◆ TASK DETAILS
Below is some material; transcribe all of it exactly.
## begin RECORD SET
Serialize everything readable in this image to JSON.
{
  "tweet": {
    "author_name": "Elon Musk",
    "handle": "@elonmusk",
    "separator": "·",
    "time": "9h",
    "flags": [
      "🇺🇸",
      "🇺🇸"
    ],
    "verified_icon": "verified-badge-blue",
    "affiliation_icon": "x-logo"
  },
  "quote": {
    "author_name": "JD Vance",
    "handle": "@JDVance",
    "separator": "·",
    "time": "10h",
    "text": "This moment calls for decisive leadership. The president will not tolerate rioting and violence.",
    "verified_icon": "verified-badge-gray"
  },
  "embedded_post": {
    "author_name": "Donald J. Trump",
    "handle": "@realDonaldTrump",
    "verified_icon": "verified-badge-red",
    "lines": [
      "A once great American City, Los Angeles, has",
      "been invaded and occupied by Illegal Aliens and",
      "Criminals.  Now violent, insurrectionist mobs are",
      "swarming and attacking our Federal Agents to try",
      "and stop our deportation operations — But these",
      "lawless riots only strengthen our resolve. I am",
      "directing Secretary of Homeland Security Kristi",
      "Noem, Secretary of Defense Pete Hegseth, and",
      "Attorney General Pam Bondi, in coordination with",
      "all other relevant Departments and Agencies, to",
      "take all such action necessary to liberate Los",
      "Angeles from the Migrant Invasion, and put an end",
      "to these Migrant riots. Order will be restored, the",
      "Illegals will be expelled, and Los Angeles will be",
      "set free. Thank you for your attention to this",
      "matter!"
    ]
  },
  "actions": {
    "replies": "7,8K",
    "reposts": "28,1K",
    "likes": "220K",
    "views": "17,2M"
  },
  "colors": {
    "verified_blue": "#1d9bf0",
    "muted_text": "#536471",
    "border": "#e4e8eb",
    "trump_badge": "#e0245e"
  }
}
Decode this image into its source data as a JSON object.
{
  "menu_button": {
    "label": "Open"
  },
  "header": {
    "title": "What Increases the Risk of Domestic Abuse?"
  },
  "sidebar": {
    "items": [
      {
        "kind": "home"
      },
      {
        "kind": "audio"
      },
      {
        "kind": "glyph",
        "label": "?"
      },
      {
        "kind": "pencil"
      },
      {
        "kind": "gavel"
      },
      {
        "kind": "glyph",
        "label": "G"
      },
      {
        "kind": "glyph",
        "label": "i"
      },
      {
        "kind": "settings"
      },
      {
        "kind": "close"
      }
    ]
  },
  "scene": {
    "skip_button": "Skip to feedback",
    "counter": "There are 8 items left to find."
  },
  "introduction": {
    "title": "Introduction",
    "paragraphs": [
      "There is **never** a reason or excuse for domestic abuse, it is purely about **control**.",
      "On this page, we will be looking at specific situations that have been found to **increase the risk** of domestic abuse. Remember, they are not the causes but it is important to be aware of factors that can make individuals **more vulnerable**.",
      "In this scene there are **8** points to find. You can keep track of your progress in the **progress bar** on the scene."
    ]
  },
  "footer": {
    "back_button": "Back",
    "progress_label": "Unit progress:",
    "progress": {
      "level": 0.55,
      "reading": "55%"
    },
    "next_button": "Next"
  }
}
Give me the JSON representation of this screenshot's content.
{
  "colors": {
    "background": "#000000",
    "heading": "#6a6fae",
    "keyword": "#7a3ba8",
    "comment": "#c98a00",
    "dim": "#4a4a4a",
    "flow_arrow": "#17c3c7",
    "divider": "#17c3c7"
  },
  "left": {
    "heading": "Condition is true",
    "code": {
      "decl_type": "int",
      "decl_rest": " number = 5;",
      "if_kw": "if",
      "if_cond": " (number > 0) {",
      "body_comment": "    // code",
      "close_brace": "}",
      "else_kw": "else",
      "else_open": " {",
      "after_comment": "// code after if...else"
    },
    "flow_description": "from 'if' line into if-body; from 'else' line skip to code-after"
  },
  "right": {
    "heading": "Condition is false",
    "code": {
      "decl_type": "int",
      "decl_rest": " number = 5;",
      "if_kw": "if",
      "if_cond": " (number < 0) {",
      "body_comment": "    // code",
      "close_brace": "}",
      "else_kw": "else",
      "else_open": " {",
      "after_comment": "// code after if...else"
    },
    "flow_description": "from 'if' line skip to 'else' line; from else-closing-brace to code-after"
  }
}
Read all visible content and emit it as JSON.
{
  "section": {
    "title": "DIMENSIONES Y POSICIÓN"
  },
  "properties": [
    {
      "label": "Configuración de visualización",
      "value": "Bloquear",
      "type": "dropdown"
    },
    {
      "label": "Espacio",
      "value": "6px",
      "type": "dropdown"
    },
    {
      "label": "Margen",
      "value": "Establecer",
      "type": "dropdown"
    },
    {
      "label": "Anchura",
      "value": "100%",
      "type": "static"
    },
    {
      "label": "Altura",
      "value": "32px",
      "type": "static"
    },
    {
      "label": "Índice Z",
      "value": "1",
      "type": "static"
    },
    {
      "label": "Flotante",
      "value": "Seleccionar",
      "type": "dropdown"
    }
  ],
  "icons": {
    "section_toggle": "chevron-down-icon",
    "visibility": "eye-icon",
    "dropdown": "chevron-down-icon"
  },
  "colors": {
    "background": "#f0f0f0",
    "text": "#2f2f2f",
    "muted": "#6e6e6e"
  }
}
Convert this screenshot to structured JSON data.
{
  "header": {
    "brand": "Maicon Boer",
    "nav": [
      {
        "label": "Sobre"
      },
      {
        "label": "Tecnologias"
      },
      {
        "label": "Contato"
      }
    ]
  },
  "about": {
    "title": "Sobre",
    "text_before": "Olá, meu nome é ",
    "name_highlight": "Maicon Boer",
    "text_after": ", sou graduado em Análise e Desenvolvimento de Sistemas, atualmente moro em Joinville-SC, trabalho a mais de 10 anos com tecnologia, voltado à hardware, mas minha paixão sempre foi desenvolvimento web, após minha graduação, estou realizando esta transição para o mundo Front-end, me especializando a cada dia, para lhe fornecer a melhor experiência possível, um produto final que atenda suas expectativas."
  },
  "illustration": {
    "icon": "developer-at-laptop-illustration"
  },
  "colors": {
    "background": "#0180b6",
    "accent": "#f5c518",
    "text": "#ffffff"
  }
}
## end RECORD SET
◆ PROBLEM SOLUTION
Serialize everything readable in this image to JSON.
{
  "tweet": {
    "author_name": "Elon Musk",
    "handle": "@elonmusk",
    "separator": "·",
    "time": "9h",
    "flags": [
      "🇺🇸",
      "🇺🇸"
    ],
    "verified_icon": "verified-badge-blue",
    "affiliation_icon": "x-logo"
  },
  "quote": {
    "author_name": "JD Vance",
    "handle": "@JDVance",
    "separator": "·",
    "time": "10h",
    "text": "This moment calls for decisive leadership. The president will not tolerate rioting and violence.",
    "verified_icon": "verified-badge-gray"
  },
  "embedded_post": {
    "author_name": "Donald J. Trump",
    "handle": "@realDonaldTrump",
    "verified_icon": "verified-badge-red",
    "lines": [
      "A once great American City, Los Angeles, has",
      "been invaded and occupied by Illegal Aliens and",
      "Criminals.  Now violent, insurrectionist mobs are",
      "swarming and attacking our Federal Agents to try",
      "and stop our deportation operations — But these",
      "lawless riots only strengthen our resolve. I am",
      "directing Secretary of Homeland Security Kristi",
      "Noem, Secretary of Defense Pete Hegseth, and",
      "Attorney General Pam Bondi, in coordination with",
      "all other relevant Departments and Agencies, to",
      "take all such action necessary to liberate Los",
      "Angeles from the Migrant Invasion, and put an end",
      "to these Migrant riots. Order will be restored, the",
      "Illegals will be expelled, and Los Angeles will be",
      "set free. Thank you for your attention to this",
      "matter!"
    ]
  },
  "actions": {
    "replies": "7,8K",
    "reposts": "28,1K",
    "likes": "220K",
    "views": "17,2M"
  },
  "colors": {
    "verified_blue": "#1d9bf0",
    "muted_text": "#536471",
    "border": "#e4e8eb",
    "trump_badge": "#e0245e"
  }
}
Decode this image into its source data as a JSON object.
{
  "menu_button": {
    "label": "Open"
  },
  "header": {
    "title": "What Increases the Risk of Domestic Abuse?"
  },
  "sidebar": {
    "items": [
      {
        "kind": "home"
      },
      {
        "kind": "audio"
      },
      {
        "kind": "glyph",
        "label": "?"
      },
      {
        "kind": "pencil"
      },
      {
        "kind": "gavel"
      },
      {
        "kind": "glyph",
        "label": "G"
      },
      {
        "kind": "glyph",
        "label": "i"
      },
      {
        "kind": "settings"
      },
      {
        "kind": "close"
      }
    ]
  },
  "scene": {
    "skip_button": "Skip to feedback",
    "counter": "There are 8 items left to find."
  },
  "introduction": {
    "title": "Introduction",
    "paragraphs": [
      "There is **never** a reason or excuse for domestic abuse, it is purely about **control**.",
      "On this page, we will be looking at specific situations that have been found to **increase the risk** of domestic abuse. Remember, they are not the causes but it is important to be aware of factors that can make individuals **more vulnerable**.",
      "In this scene there are **8** points to find. You can keep track of your progress in the **progress bar** on the scene."
    ]
  },
  "footer": {
    "back_button": "Back",
    "progress_label": "Unit progress:",
    "progress": {
      "level": 0.55,
      "reading": "55%"
    },
    "next_button": "Next"
  }
}
Give me the JSON representation of this screenshot's content.
{
  "colors": {
    "background": "#000000",
    "heading": "#6a6fae",
    "keyword": "#7a3ba8",
    "comment": "#c98a00",
    "dim": "#4a4a4a",
    "flow_arrow": "#17c3c7",
    "divider": "#17c3c7"
  },
  "left": {
    "heading": "Condition is true",
    "code": {
      "decl_type": "int",
      "decl_rest": " number = 5;",
      "if_kw": "if",
      "if_cond": " (number > 0) {",
      "body_comment": "    // code",
      "close_brace": "}",
      "else_kw": "else",
      "else_open": " {",
      "after_comment": "// code after if...else"
    },
    "flow_description": "from 'if' line into if-body; from 'else' line skip to code-after"
  },
  "right": {
    "heading": "Condition is false",
    "code": {
      "decl_type": "int",
      "decl_rest": " number = 5;",
      "if_kw": "if",
      "if_cond": " (number < 0) {",
      "body_comment": "    // code",
      "close_brace": "}",
      "else_kw": "else",
      "else_open": " {",
      "after_comment": "// code after if...else"
    },
    "flow_description": "from 'if' line skip to 'else' line; from else-closing-brace to code-after"
  }
}
Read all visible content and emit it as JSON.
{
  "section": {
    "title": "DIMENSIONES Y POSICIÓN"
  },
  "properties": [
    {
      "label": "Configuración de visualización",
      "value": "Bloquear",
      "type": "dropdown"
    },
    {
      "label": "Espacio",
      "value": "6px",
      "type": "dropdown"
    },
    {
      "label": "Margen",
      "value": "Establecer",
      "type": "dropdown"
    },
    {
      "label": "Anchura",
      "value": "100%",
      "type": "static"
    },
    {
      "label": "Altura",
      "value": "32px",
      "type": "static"
    },
    {
      "label": "Índice Z",
      "value": "1",
      "type": "static"
    },
    {
      "label": "Flotante",
      "value": "Seleccionar",
      "type": "dropdown"
    }
  ],
  "icons": {
    "section_toggle": "chevron-down-icon",
    "visibility": "eye-icon",
    "dropdown": "chevron-down-icon"
  },
  "colors": {
    "background": "#f0f0f0",
    "text": "#2f2f2f",
    "muted": "#6e6e6e"
  }
}
Convert this screenshot to structured JSON data.
{
  "header": {
    "brand": "Maicon Boer",
    "nav": [
      {
        "label": "Sobre"
      },
      {
        "label": "Tecnologias"
      },
      {
        "label": "Contato"
      }
    ]
  },
  "about": {
    "title": "Sobre",
    "text_before": "Olá, meu nome é ",
    "name_highlight": "Maicon Boer",
    "text_after": ", sou graduado em Análise e Desenvolvimento de Sistemas, atualmente moro em Joinville-SC, trabalho a mais de 10 anos com tecnologia, voltado à hardware, mas minha paixão sempre foi desenvolvimento web, após minha graduação, estou realizando esta transição para o mundo Front-end, me especializando a cada dia, para lhe fornecer a melhor experiência possível, um produto final que atenda suas expectativas."
  },
  "illustration": {
    "icon": "developer-at-laptop-illustration"
  },
  "colors": {
    "background": "#0180b6",
    "accent": "#f5c518",
    "text": "#ffffff"
  }
}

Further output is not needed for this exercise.